Stored items in a collection:
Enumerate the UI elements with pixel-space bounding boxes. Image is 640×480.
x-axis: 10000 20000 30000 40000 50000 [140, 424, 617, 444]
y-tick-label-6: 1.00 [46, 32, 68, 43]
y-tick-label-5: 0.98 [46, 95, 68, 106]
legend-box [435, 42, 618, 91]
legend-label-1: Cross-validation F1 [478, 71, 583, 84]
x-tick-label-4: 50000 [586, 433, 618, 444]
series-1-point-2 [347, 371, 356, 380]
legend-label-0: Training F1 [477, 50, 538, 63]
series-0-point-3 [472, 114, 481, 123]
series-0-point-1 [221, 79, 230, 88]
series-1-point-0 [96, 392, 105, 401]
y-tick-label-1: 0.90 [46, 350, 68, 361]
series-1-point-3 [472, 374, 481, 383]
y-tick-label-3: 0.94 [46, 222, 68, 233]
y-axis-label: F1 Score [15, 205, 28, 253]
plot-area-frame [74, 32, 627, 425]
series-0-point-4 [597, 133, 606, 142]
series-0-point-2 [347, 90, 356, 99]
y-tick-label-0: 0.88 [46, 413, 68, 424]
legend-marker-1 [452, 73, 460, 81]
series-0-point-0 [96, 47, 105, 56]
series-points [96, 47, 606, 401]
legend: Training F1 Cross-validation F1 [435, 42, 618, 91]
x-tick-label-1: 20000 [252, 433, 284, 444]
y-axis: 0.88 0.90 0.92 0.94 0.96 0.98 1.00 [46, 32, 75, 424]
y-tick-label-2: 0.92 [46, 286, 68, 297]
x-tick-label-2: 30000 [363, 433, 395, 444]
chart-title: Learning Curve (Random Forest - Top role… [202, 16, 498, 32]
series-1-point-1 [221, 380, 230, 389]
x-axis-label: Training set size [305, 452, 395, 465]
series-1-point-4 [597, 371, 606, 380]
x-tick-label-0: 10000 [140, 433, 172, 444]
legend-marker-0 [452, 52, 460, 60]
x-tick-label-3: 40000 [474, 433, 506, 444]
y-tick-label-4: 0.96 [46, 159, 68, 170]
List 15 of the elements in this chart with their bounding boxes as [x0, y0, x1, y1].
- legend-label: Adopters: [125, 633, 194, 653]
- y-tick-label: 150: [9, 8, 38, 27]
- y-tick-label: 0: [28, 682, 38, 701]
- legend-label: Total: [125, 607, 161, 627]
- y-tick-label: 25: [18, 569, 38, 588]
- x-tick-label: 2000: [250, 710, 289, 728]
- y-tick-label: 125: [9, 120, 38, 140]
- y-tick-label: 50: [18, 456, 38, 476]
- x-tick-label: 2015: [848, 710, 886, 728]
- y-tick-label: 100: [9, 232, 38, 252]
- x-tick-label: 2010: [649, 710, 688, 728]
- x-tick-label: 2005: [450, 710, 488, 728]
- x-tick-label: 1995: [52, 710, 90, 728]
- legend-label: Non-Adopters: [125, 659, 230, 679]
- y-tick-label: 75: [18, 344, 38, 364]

Instructions to follow> Locate every line in the items above that contains the string "chart", and copy each of those lines in full.

Response to this exercise>
chart-title: Learning Curve (Random Forest - Top role… [202, 16, 498, 32]
List 15 of the elements in this chart with their bounding boxes as [x0, y0, x1, y1].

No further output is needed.